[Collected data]
------------------------------------------------------------------------

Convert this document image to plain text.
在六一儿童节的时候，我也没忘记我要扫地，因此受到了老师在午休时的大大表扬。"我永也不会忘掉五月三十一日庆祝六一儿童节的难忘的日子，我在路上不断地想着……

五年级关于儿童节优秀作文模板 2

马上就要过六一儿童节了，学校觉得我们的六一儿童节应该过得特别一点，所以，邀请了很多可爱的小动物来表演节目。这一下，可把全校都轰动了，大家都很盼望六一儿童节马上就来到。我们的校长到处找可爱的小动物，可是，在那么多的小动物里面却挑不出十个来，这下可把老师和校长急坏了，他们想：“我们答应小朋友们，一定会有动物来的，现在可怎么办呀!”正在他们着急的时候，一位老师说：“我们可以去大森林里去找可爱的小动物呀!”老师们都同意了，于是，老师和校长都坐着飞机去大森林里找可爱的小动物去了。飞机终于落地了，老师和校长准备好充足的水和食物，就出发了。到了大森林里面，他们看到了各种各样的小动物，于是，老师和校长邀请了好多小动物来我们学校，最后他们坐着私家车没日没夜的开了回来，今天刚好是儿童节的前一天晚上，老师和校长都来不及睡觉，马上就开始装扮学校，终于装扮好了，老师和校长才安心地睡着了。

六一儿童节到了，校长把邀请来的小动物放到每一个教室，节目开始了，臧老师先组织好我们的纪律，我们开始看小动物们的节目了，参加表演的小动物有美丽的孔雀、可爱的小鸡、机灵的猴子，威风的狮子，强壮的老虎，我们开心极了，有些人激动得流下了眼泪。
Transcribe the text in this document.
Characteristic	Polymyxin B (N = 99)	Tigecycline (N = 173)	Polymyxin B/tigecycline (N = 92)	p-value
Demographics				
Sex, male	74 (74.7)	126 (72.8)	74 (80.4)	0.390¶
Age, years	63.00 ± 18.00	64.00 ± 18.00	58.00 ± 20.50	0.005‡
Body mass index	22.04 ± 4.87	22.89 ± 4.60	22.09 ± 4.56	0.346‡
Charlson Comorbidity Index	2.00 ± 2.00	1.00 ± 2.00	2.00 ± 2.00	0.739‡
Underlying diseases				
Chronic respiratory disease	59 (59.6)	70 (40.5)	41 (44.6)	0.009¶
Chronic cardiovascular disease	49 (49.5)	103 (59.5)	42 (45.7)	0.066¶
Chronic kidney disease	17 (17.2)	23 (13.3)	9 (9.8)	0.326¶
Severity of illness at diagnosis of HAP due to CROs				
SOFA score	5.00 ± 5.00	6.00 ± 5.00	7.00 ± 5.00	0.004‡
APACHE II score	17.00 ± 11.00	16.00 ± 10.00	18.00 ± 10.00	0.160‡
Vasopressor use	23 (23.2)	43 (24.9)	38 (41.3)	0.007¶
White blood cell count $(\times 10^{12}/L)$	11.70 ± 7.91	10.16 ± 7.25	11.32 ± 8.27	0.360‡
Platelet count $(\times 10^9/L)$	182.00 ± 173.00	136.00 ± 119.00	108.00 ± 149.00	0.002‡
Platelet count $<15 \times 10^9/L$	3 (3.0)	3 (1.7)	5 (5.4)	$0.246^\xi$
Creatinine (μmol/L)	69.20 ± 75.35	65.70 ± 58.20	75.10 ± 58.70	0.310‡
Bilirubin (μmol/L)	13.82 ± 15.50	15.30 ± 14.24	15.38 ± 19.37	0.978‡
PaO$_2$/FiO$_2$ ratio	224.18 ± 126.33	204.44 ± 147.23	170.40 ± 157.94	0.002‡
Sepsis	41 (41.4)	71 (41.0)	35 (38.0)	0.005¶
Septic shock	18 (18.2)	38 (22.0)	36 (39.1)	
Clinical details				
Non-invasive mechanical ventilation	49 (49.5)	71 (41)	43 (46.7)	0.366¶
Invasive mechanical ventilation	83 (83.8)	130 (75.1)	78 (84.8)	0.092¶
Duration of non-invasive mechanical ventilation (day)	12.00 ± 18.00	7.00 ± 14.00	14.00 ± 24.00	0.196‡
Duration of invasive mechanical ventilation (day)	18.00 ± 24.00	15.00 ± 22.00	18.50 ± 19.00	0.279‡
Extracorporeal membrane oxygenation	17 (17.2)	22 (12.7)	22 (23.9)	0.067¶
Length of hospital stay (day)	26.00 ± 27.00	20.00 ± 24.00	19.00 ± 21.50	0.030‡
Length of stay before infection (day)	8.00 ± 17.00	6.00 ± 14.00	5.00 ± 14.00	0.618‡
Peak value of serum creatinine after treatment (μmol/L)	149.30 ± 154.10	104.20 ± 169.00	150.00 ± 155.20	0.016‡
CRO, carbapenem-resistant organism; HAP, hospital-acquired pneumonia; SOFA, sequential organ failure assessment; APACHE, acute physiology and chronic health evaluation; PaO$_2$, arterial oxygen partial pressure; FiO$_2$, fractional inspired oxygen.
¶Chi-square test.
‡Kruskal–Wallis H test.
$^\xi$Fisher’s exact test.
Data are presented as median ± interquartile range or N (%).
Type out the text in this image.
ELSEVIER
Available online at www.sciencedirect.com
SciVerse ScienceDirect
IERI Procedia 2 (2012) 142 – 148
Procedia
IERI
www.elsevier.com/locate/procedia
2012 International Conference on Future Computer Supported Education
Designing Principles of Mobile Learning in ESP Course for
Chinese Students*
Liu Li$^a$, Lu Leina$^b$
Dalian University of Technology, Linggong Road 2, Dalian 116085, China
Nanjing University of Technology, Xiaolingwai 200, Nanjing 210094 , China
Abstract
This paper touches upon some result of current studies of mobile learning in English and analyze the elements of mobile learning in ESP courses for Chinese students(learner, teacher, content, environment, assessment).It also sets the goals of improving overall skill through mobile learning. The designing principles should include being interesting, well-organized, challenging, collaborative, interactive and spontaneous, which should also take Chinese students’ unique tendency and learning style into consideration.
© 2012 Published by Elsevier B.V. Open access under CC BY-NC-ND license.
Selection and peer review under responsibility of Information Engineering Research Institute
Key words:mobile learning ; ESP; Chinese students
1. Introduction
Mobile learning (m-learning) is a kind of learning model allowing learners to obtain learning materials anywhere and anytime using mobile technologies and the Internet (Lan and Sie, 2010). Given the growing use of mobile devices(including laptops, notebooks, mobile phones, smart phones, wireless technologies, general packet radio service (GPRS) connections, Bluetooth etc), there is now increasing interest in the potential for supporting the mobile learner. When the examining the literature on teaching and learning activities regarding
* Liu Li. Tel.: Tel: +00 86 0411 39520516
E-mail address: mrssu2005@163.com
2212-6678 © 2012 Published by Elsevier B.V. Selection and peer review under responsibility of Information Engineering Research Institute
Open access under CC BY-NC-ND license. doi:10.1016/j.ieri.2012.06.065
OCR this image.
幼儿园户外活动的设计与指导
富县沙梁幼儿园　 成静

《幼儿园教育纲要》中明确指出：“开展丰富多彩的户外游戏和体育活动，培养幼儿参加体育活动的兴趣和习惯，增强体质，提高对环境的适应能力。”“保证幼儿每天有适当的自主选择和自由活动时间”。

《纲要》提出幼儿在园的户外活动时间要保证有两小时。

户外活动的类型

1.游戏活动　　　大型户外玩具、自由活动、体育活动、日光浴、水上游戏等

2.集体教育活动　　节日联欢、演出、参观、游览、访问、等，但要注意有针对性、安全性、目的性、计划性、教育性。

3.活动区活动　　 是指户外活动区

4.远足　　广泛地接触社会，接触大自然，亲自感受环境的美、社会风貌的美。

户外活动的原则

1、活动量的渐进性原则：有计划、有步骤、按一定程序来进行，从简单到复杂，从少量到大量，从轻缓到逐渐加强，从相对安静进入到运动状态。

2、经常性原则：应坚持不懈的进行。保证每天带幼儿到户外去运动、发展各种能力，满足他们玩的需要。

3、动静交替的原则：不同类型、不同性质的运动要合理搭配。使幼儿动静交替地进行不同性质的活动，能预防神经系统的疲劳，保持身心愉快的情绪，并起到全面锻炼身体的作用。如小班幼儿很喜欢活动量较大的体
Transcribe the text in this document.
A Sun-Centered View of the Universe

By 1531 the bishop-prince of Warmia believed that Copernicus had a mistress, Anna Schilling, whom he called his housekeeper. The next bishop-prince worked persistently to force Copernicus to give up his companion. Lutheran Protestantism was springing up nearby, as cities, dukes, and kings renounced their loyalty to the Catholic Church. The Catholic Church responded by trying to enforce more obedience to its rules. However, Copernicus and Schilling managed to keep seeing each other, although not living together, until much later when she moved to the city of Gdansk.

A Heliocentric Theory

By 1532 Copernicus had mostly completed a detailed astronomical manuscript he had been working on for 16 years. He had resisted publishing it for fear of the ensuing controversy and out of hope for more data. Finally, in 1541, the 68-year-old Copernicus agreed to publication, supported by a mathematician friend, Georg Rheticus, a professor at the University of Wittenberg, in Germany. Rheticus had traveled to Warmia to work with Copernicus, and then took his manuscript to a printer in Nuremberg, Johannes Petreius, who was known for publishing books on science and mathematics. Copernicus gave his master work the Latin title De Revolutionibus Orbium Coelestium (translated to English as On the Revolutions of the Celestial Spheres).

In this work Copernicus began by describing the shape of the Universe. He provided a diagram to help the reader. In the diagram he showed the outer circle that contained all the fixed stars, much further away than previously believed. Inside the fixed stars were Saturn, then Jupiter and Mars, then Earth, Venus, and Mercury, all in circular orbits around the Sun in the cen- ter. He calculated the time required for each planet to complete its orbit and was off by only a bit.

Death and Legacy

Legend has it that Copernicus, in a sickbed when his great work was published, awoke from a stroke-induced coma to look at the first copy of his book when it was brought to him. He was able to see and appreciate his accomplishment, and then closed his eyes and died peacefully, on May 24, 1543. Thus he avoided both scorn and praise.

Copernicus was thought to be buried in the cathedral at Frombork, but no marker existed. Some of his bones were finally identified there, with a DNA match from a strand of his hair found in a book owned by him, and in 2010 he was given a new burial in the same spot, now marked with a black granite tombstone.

------------------------------------------------------------------------

Work out how many lines of the listing above include "times". Answer with the number and nothing more.

3